WHAT IS EXPECTED: Find how many lines contain the word "Lesson" and state that number alone.

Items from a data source

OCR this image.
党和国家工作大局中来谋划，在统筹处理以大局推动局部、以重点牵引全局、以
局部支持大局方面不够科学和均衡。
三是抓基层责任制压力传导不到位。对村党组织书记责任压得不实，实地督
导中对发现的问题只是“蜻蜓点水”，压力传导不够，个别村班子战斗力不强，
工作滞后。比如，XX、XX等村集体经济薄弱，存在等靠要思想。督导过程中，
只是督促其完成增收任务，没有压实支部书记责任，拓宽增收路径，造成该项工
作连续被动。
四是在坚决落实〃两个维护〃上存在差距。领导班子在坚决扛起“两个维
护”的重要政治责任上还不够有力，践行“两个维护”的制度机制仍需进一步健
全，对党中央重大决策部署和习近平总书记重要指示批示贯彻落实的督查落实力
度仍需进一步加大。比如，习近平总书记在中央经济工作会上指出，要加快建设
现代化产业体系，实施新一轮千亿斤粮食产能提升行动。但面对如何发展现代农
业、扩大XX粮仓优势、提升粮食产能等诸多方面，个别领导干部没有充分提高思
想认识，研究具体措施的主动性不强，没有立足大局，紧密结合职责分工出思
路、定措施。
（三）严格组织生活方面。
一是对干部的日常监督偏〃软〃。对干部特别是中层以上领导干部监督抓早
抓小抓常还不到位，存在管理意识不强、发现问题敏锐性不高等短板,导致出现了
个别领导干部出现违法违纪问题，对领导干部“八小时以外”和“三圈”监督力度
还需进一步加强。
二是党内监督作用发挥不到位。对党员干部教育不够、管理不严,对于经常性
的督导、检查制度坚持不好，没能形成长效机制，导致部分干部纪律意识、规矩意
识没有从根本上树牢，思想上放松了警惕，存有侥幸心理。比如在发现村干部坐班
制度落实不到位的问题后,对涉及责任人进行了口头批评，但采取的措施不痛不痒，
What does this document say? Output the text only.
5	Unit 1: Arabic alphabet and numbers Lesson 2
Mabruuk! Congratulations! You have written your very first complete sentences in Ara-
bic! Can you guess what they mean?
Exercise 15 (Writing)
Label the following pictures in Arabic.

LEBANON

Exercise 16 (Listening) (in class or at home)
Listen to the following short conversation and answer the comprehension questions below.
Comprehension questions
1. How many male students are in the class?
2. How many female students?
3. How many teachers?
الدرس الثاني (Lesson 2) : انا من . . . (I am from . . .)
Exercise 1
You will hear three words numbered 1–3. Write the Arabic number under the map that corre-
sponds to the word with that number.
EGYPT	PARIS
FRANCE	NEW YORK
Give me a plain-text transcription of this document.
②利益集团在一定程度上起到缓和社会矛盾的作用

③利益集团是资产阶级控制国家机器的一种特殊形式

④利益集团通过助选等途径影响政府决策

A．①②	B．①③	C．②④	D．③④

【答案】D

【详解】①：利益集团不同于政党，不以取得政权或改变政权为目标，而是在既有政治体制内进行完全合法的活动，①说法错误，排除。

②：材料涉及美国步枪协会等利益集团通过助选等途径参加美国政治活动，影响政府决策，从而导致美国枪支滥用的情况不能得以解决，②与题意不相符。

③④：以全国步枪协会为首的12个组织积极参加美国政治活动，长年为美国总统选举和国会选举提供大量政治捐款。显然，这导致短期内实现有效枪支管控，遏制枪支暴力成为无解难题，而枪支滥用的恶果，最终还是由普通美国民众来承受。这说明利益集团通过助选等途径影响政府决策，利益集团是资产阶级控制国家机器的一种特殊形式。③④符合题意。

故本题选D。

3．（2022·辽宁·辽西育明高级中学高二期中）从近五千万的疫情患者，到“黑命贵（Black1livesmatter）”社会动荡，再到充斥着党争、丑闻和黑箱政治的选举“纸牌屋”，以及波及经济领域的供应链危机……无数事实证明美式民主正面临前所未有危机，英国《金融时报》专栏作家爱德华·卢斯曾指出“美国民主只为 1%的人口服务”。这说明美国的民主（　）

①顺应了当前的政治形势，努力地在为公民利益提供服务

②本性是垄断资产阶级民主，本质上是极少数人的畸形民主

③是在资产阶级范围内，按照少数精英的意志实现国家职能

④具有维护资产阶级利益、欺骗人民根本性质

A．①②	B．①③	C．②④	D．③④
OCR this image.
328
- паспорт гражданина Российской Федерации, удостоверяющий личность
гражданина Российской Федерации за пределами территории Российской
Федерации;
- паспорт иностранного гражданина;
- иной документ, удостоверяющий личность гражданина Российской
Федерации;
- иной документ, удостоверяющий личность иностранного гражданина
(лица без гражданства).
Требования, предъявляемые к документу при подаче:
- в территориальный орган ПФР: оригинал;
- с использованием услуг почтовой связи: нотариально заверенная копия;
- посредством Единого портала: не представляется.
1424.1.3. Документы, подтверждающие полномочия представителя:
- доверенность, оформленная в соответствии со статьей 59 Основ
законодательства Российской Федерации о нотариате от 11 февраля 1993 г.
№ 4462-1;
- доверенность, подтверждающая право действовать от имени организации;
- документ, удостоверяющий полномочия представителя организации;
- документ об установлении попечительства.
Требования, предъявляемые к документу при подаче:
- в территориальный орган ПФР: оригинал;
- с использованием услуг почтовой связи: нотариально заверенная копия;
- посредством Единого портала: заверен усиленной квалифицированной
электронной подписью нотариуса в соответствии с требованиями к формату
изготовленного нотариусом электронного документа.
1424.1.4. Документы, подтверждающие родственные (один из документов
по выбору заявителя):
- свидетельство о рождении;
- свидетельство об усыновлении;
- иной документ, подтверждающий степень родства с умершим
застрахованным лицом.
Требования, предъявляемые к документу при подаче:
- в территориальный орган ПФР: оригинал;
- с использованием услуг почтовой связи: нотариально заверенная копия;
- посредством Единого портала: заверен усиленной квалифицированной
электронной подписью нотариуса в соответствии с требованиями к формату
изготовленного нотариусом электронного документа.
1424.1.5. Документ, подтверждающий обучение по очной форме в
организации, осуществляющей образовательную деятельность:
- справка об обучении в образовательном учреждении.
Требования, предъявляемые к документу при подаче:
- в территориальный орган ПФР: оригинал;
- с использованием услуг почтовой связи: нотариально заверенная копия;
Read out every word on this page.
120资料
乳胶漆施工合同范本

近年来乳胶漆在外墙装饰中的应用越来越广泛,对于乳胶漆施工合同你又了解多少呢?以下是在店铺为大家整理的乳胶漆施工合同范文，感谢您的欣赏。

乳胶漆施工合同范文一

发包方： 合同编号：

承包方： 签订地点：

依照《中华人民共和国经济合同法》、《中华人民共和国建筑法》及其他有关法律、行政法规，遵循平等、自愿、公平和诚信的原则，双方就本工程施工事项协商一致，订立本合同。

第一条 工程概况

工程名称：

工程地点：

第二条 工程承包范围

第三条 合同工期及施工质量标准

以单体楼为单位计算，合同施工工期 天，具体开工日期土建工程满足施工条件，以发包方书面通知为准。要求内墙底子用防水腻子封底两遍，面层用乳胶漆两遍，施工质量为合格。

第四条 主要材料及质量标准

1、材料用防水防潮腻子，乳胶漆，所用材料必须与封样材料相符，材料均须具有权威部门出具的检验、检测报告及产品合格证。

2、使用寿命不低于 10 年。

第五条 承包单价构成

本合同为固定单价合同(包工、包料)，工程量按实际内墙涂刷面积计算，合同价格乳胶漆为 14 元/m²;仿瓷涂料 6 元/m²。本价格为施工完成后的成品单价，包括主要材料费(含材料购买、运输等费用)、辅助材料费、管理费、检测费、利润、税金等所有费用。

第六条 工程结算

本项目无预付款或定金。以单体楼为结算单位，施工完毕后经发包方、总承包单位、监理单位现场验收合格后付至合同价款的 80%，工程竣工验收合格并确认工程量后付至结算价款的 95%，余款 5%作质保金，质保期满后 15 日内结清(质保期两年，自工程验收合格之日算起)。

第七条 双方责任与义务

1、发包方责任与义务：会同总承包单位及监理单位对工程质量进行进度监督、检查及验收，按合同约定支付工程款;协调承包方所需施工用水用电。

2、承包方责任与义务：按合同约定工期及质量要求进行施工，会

WRITTEN SOLUTION: 2